Passage to read ▸

A House committee doesn’t change the cyberthreat sharing bill enough to win support from some digital rights groups
A U.S. House of Representatives committee failed to make the changes necessary to allay fears about government surveillance in a controversial cyberthreat sharing bill that’s moving toward a House vote, critics said.
The House Intelligence Committee, in voting 18-2 Wednesday to approve the Cyber Intelligence Sharing and Protection Act (CISPA), did not address concerns that the bill would allow private companies to share too much customer information with government agencies in the name of fighting cyberattacks, digital rights groups said.
Committee leaders expect the full House to vote on CISPA as soon as next week.
“Cyberhackers from nation-states like China, Russia, and Iran are infiltrating American cyber networks, stealing billions of dollars a year in intellectual property, and undermining the technological innovation at the heart of America’s economy,” Committee Chairman Mike Rogers, a Michigan Republican and cosponsor of the bill, said in a statement. “This bill takes a solid step toward helping American businesses protect their networks from these cyber looters.”
But digital rights groups said the bill still has major flaws. “The changes that were offered during the closed-door markup do nothing to address the specific concerns we’ve been expressing about the bill for months,” said Evan Greer, campaign manager at digital rights group Fight for the Future.
The bill will allow private companies to share a wide range of customer information they deem to be related to cyberthreats with U.S. agencies like the National Security Agency, Greer said in an email.

Source excerpt ▸
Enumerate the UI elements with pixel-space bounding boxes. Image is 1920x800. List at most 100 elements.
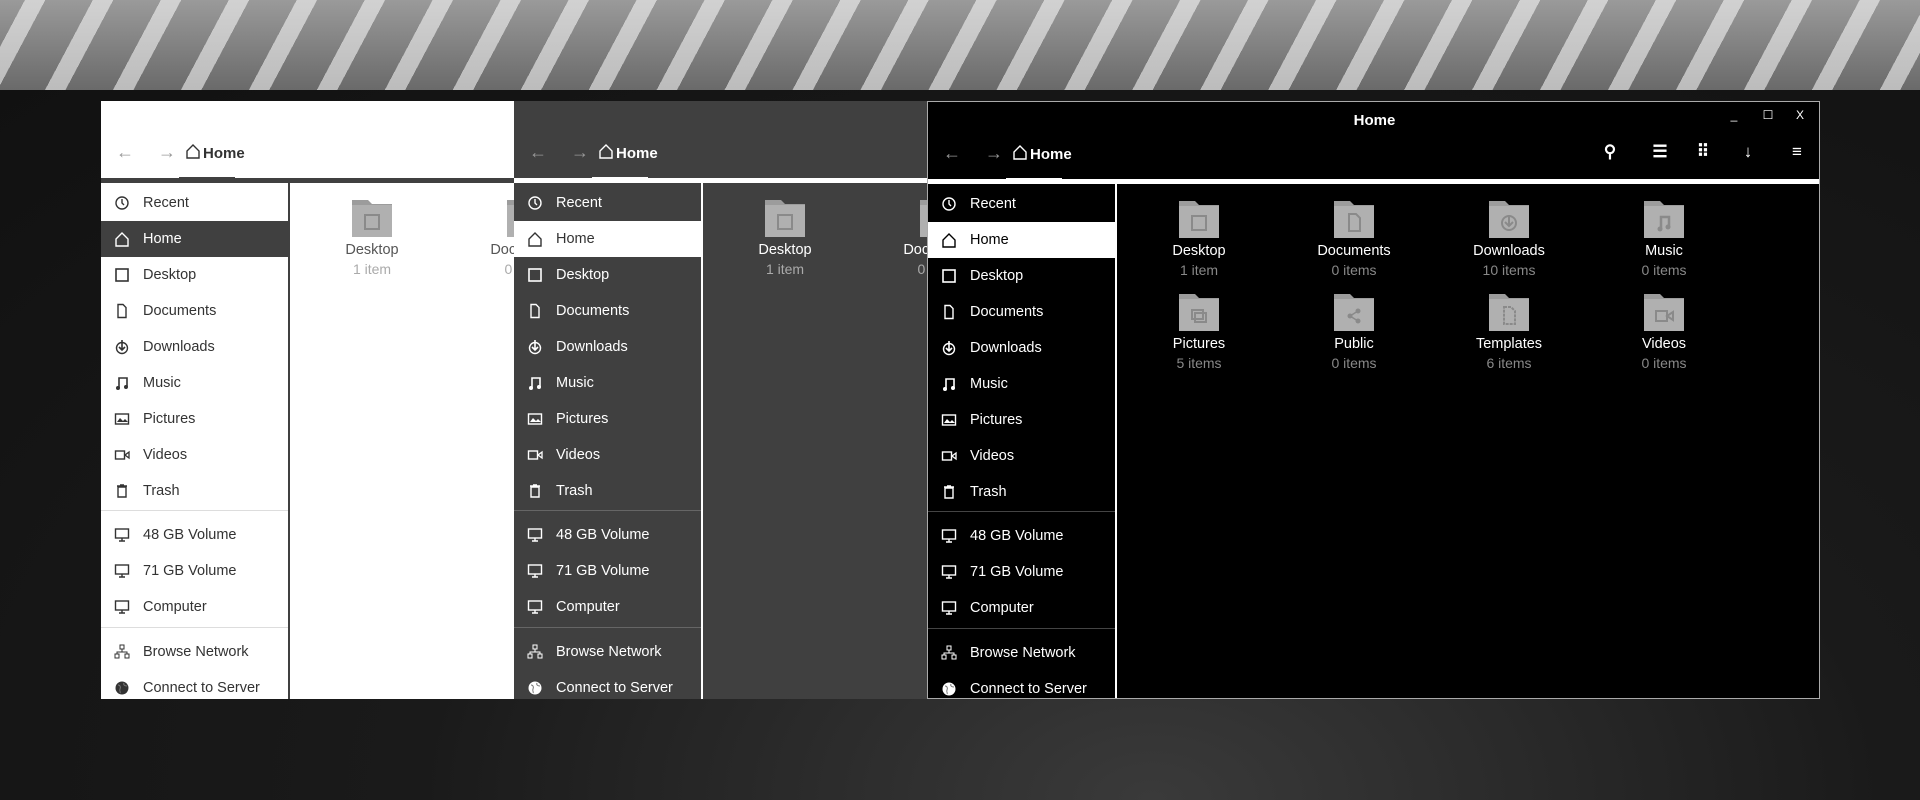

Required task 1 ▸ Please transcribe the passage from the cyberthreat sharing bill text starting with "Committee leaders expect" and going on through "for the Future.".
Required task 2 ▸ According to the cyberthreat sharing bill text, what was the House Intelligence Committee's vote count in approving CISPA?
The lines have no connection to the text about the cyberthreat sharing bill.

Full solution 1 ▸
Committee leaders expect the full House to vote on CISPA as soon as next week.
“Cyberhackers from nation-states like China, Russia, and Iran are infiltrating American cyber networks, stealing billions of dollars a year in intellectual property, and undermining the technological innovation at the heart of America’s economy,” Committee Chairman Mike Rogers, a Michigan Republican and cosponsor of the bill, said in a statement. “This bill takes a solid step toward helping American businesses protect their networks from these cyber looters.”
But digital rights groups said the bill still has major flaws. “The changes that were offered during the closed-door markup do nothing to address the specific concerns we’ve been expressing about the bill for months,” said Evan Greer, campaign manager at digital rights group Fight for the Future.

Full solution 2 ▸ 18-2